Your objective> From the records below, extract all the text exactly and leave the images behind.

(Records excerpted from a collection)
════════

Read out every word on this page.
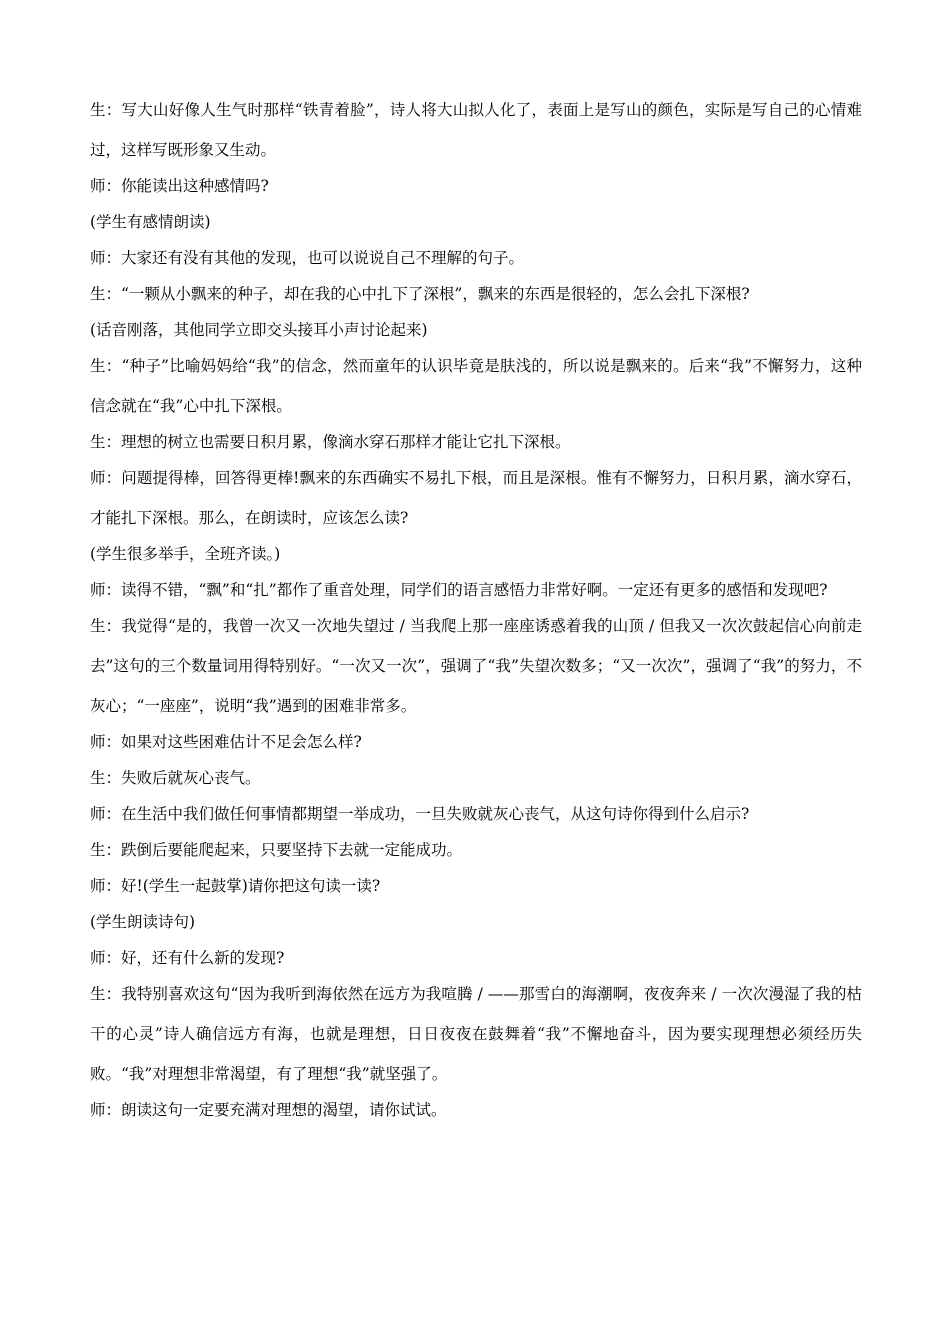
生：写大山好像人生气时那样“铁青着脸”，诗人将大山拟人化了，表面上是写山的颜色，实际是写自己的心情难过，这样写既形象又生动。

师：你能读出这种感情吗?

(学生有感情朗读)

师：大家还有没有其他的发现，也可以说说自己不理解的句子。

生：“一颗从小飘来的种子，却在我的心中扎下了深根”，飘来的东西是很轻的，怎么会扎下深根?

(话音刚落，其他同学立即交头接耳小声讨论起来)

生：“种子”比喻妈妈给“我”的信念，然而童年的认识毕竟是肤浅的，所以说是飘来的。后来“我”不懈努力，这种信念就在“我”心中扎下深根。

生：理想的树立也需要日积月累，像滴水穿石那样才能让它扎下深根。

师：问题提得棒，回答得更棒!飘来的东西确实不易扎下根，而且是深根。惟有不懈努力，日积月累，滴水穿石，才能扎下深根。那么，在朗读时，应该怎么读?

(学生很多举手，全班齐读。)

师：读得不错，“飘”和“扎”都作了重音处理，同学们的语言感悟力非常好啊。一定还有更多的感悟和发现吧?

生：我觉得“是的，我曾一次又一次地失望过 / 当我爬上那一座座诱惑着我的山顶 / 但我又一次次鼓起信心向前走去”这句的三个数量词用得特别好。“一次又一次”，强调了“我”失望次数多；“又一次次”，强调了“我”的努力，不灰心；“一座座”，说明“我”遇到的困难非常多。

师：如果对这些困难估计不足会怎么样?

生：失败后就灰心丧气。

师：在生活中我们做任何事情都期望一举成功，一旦失败就灰心丧气，从这句诗你得到什么启示?

生：跌倒后要能爬起来，只要坚持下去就一定能成功。

师：好!(学生一起鼓掌)请你把这句读一读?

(学生朗读诗句)

师：好，还有什么新的发现?

生：我特别喜欢这句“因为我听到海依然在远方为我喧腾 / ——那雪白的海潮啊，夜夜奔来 / 一次次漫湿了我的枯干的心灵”诗人确信远方有海，也就是理想，日日夜夜在鼓舞着“我”不懈地奋斗，因为要实现理想必须经历失败。“我”对理想非常渴望，有了理想“我”就坚强了。

师：朗读这句一定要充满对理想的渴望，请你试试。
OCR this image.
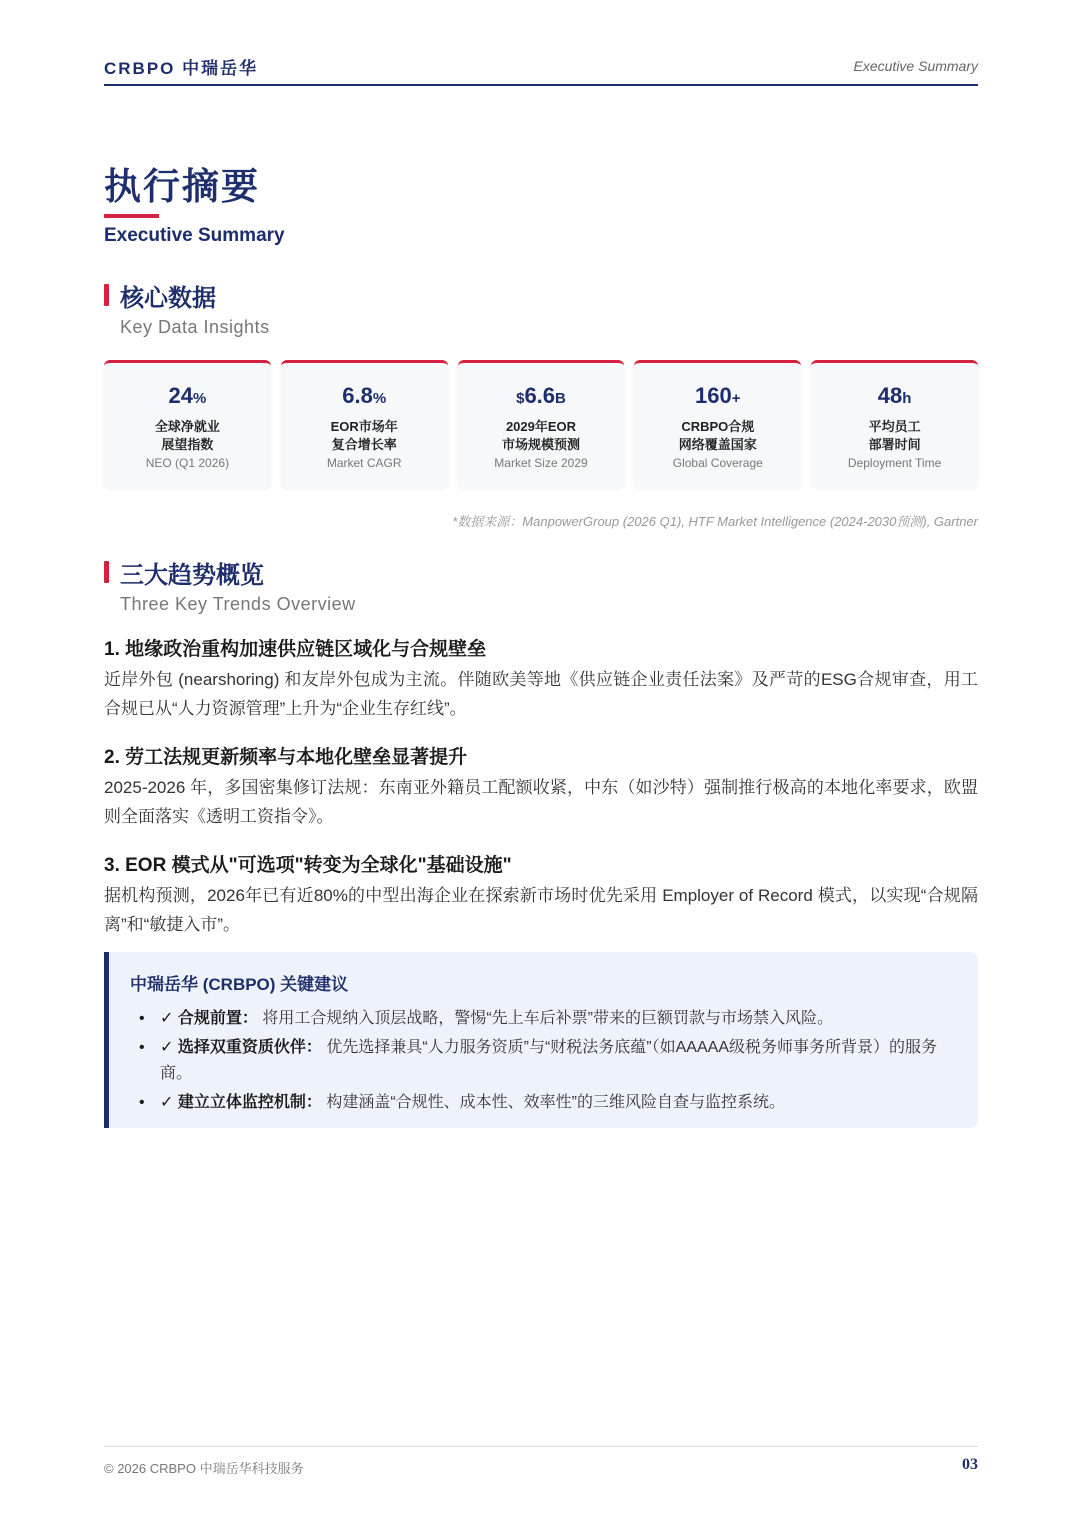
CRBPO 中瑞岳华	Executive Summary
执行摘要
Executive Summary
核心数据
Key Data Insights
24%
全球净就业
展望指数
NEO (Q1 2026)
6.8%
EOR市场年
复合增长率
Market CAGR
$6.6B
2029年EOR
市场规模预测
Market Size 2029
160+
CRBPO合规
网络覆盖国家
Global Coverage
48h
平均员工
部署时间
Deployment Time
*数据来源：ManpowerGroup (2026 Q1), HTF Market Intelligence (2024-2030预测), Gartner
三大趋势概览
Three Key Trends Overview
1. 地缘政治重构加速供应链区域化与合规壁垒
近岸外包 (nearshoring) 和友岸外包成为主流。伴随欧美等地《供应链企业责任法案》及严苛的ESG合规审查，用工合规已从“人力资源管理”上升为“企业生存红线”。
2. 劳工法规更新频率与本地化壁垒显著提升
2025-2026 年，多国密集修订法规：东南亚外籍员工配额收紧，中东（如沙特）强制推行极高的本地化率要求，欧盟则全面落实《透明工资指令》。
3. EOR 模式从"可选项"转变为全球化"基础设施"
据机构预测，2026年已有近80%的中型出海企业在探索新市场时优先采用 Employer of Record 模式，以实现“合规隔离”和“敏捷入市”。
中瑞岳华 (CRBPO) 关键建议
• ✓ 合规前置： 将用工合规纳入顶层战略，警惕“先上车后补票”带来的巨额罚款与市场禁入风险。
• ✓ 选择双重资质伙伴： 优先选择兼具“人力服务资质”与“财税法务底蕴”（如AAAAA级税务师事务所背景）的服务商。
• ✓ 建立立体监控机制： 构建涵盖“合规性、成本性、效率性”的三维风险自查与监控系统。
© 2026 CRBPO 中瑞岳华科技服务	03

════════

Reply>
Read out every word on this page.
生：写大山好像人生气时那样“铁青着脸”，诗人将大山拟人化了，表面上是写山的颜色，实际是写自己的心情难过，这样写既形象又生动。

师：你能读出这种感情吗?

(学生有感情朗读)

师：大家还有没有其他的发现，也可以说说自己不理解的句子。

生：“一颗从小飘来的种子，却在我的心中扎下了深根”，飘来的东西是很轻的，怎么会扎下深根?

(话音刚落，其他同学立即交头接耳小声讨论起来)

生：“种子”比喻妈妈给“我”的信念，然而童年的认识毕竟是肤浅的，所以说是飘来的。后来“我”不懈努力，这种信念就在“我”心中扎下深根。

生：理想的树立也需要日积月累，像滴水穿石那样才能让它扎下深根。

师：问题提得棒，回答得更棒!飘来的东西确实不易扎下根，而且是深根。惟有不懈努力，日积月累，滴水穿石，才能扎下深根。那么，在朗读时，应该怎么读?

(学生很多举手，全班齐读。)

师：读得不错，“飘”和“扎”都作了重音处理，同学们的语言感悟力非常好啊。一定还有更多的感悟和发现吧?

生：我觉得“是的，我曾一次又一次地失望过 / 当我爬上那一座座诱惑着我的山顶 / 但我又一次次鼓起信心向前走去”这句的三个数量词用得特别好。“一次又一次”，强调了“我”失望次数多；“又一次次”，强调了“我”的努力，不灰心；“一座座”，说明“我”遇到的困难非常多。

师：如果对这些困难估计不足会怎么样?

生：失败后就灰心丧气。

师：在生活中我们做任何事情都期望一举成功，一旦失败就灰心丧气，从这句诗你得到什么启示?

生：跌倒后要能爬起来，只要坚持下去就一定能成功。

师：好!(学生一起鼓掌)请你把这句读一读?

(学生朗读诗句)

师：好，还有什么新的发现?

生：我特别喜欢这句“因为我听到海依然在远方为我喧腾 / ——那雪白的海潮啊，夜夜奔来 / 一次次漫湿了我的枯干的心灵”诗人确信远方有海，也就是理想，日日夜夜在鼓舞着“我”不懈地奋斗，因为要实现理想必须经历失败。“我”对理想非常渴望，有了理想“我”就坚强了。

师：朗读这句一定要充满对理想的渴望，请你试试。
OCR this image.
CRBPO 中瑞岳华	Executive Summary
执行摘要
Executive Summary
核心数据
Key Data Insights
24%
全球净就业
展望指数
NEO (Q1 2026)
6.8%
EOR市场年
复合增长率
Market CAGR
$6.6B
2029年EOR
市场规模预测
Market Size 2029
160+
CRBPO合规
网络覆盖国家
Global Coverage
48h
平均员工
部署时间
Deployment Time
*数据来源：ManpowerGroup (2026 Q1), HTF Market Intelligence (2024-2030预测), Gartner
三大趋势概览
Three Key Trends Overview
1. 地缘政治重构加速供应链区域化与合规壁垒
近岸外包 (nearshoring) 和友岸外包成为主流。伴随欧美等地《供应链企业责任法案》及严苛的ESG合规审查，用工合规已从“人力资源管理”上升为“企业生存红线”。
2. 劳工法规更新频率与本地化壁垒显著提升
2025-2026 年，多国密集修订法规：东南亚外籍员工配额收紧，中东（如沙特）强制推行极高的本地化率要求，欧盟则全面落实《透明工资指令》。
3. EOR 模式从"可选项"转变为全球化"基础设施"
据机构预测，2026年已有近80%的中型出海企业在探索新市场时优先采用 Employer of Record 模式，以实现“合规隔离”和“敏捷入市”。
中瑞岳华 (CRBPO) 关键建议
• ✓ 合规前置： 将用工合规纳入顶层战略，警惕“先上车后补票”带来的巨额罚款与市场禁入风险。
• ✓ 选择双重资质伙伴： 优先选择兼具“人力服务资质”与“财税法务底蕴”（如AAAAA级税务师事务所背景）的服务商。
• ✓ 建立立体监控机制： 构建涵盖“合规性、成本性、效率性”的三维风险自查与监控系统。
© 2026 CRBPO 中瑞岳华科技服务	03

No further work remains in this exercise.